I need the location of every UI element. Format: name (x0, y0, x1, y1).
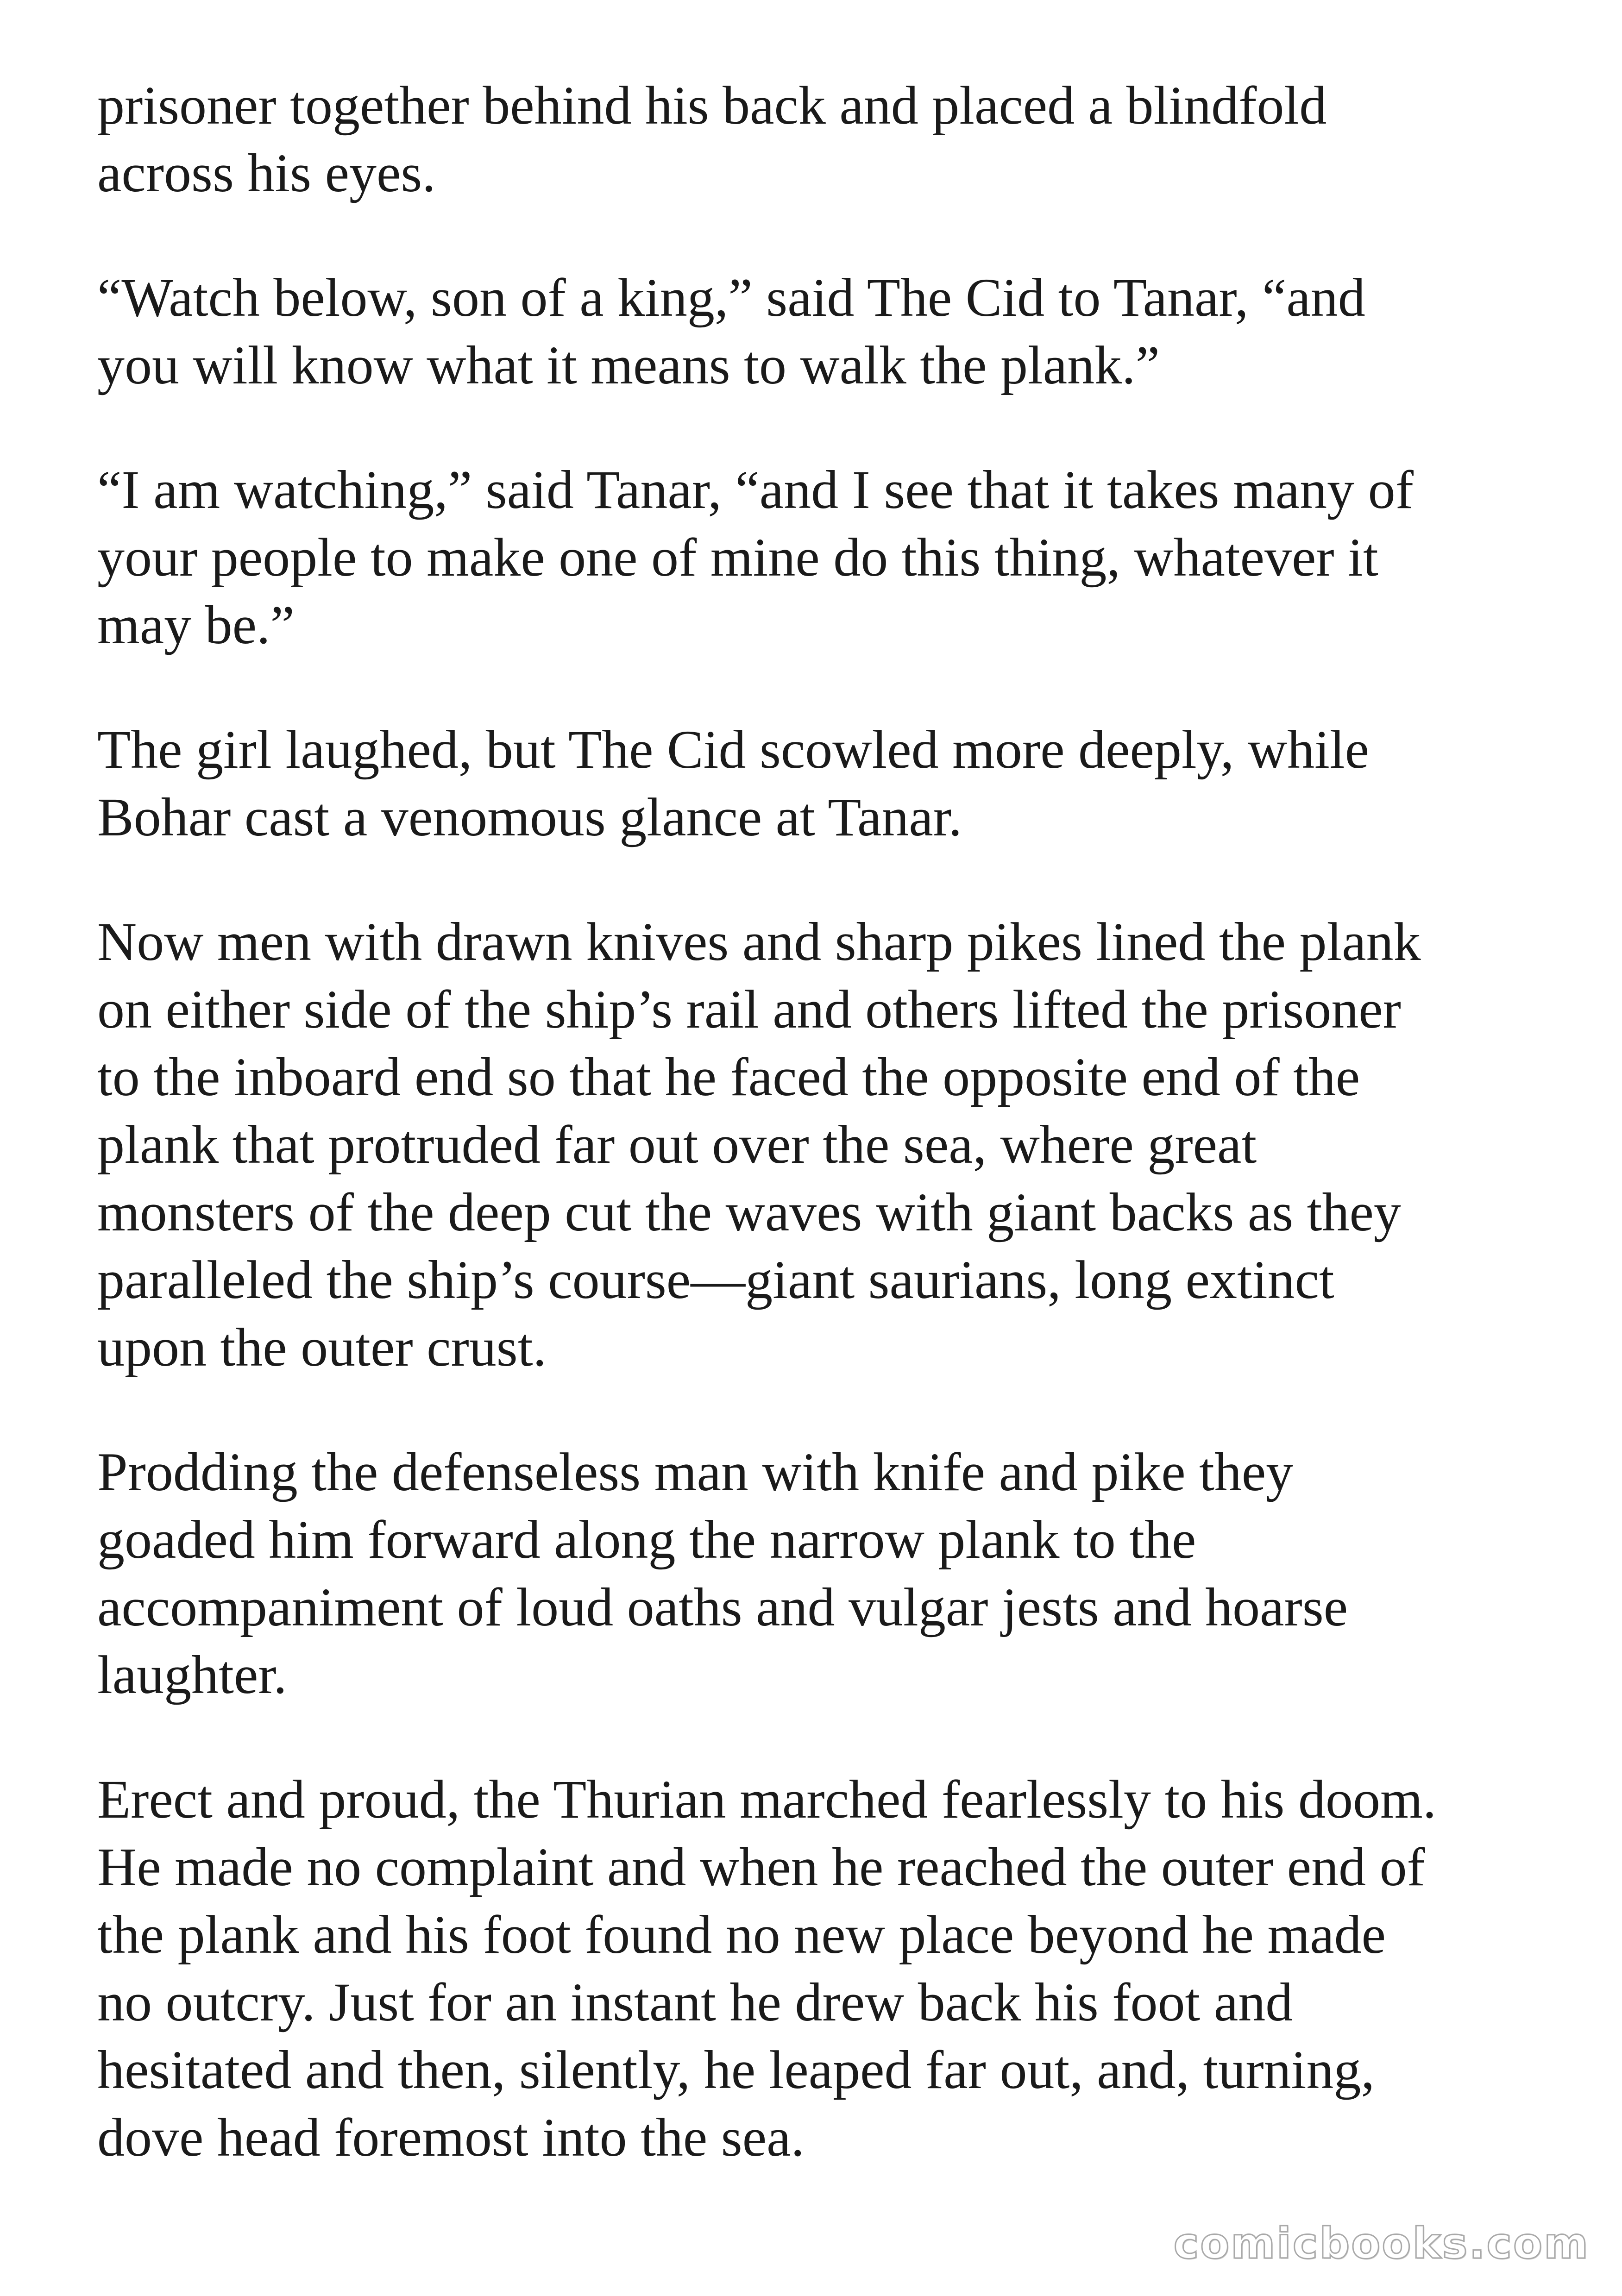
paragraph (97, 908, 1538, 1381)
text-line: “I am watching,” said Tanar, “and I see that it takes many of (97, 459, 1414, 520)
text-line: “Watch below, son of a king,” said The Cid to Tanar, “and (97, 267, 1365, 328)
text-line: accompaniment of loud oaths and vulgar jests and hoarse (97, 1577, 1348, 1637)
paragraph (97, 72, 1538, 207)
text-line: the plank and his foot found no new place beyond he made (97, 1904, 1386, 1965)
paragraph (97, 1766, 1538, 2171)
text-line: your people to make one of mine do this thing, whatever it (97, 527, 1378, 588)
text-line: paralleled the ship’s course—giant saurians, long extinct (97, 1249, 1334, 1310)
text-line: The girl laughed, but The Cid scowled more deeply, while (97, 719, 1370, 780)
paragraph (97, 456, 1538, 659)
text-line: may be.” (97, 595, 295, 655)
text-line: no outcry. Just for an instant he drew back his foot and (97, 1972, 1293, 2033)
text-line: Bohar cast a venomous glance at Tanar. (97, 787, 962, 847)
text-line: laughter. (97, 1644, 287, 1705)
paragraph (97, 716, 1538, 851)
text-line: upon the outer crust. (97, 1317, 547, 1378)
text-line: plank that protruded far out over the sea, where great (97, 1114, 1257, 1175)
page-text (97, 72, 1538, 2228)
paragraph (97, 1438, 1538, 1709)
text-line: Now men with drawn knives and sharp pikes lined the plank (97, 911, 1421, 972)
text-line: to the inboard end so that he faced the opposite end of the (97, 1047, 1360, 1107)
watermark-logo: comicbooks.com (1173, 2219, 1590, 2268)
text-line: dove head foremost into the sea. (97, 2107, 805, 2168)
paragraph (97, 264, 1538, 399)
text-line: across his eyes. (97, 143, 436, 203)
text-line: Erect and proud, the Thurian marched fearlessly to his doom. (97, 1769, 1437, 1830)
text-line: monsters of the deep cut the waves with giant backs as they (97, 1182, 1401, 1242)
text-line: goaded him forward along the narrow plank to the (97, 1509, 1196, 1570)
text-line: hesitated and then, silently, he leaped far out, and, turning, (97, 2039, 1375, 2100)
text-line: Prodding the defenseless man with knife and pike they (97, 1442, 1294, 1502)
text-line: you will know what it means to walk the plank.” (97, 335, 1160, 395)
text-line: on either side of the ship’s rail and others lifted the prisoner (97, 979, 1401, 1040)
text-line: prisoner together behind his back and placed a blindfold (97, 75, 1327, 136)
text-line: He made no complaint and when he reached the outer end of (97, 1837, 1425, 1897)
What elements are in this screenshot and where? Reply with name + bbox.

==============================

Can you express the stretch of the listing from the line containing "paragraph (97, 908, 1538, 1381)" through the line containing "267, 1365, 328)" as a Markdown table with the columns No. and Entry, leaving out any blank lines?

| No. | Entry |
|---|---|
| 1 | paragraph (97, 908, 1538, 1381) |
| 2 | text-line: “I am watching,” said Tanar, “and I see that it takes many of (97, 459, 1414, 520) |
| 3 | text-line: “Watch below, son of a king,” said The Cid to Tanar, “and (97, 267, 1365, 328) |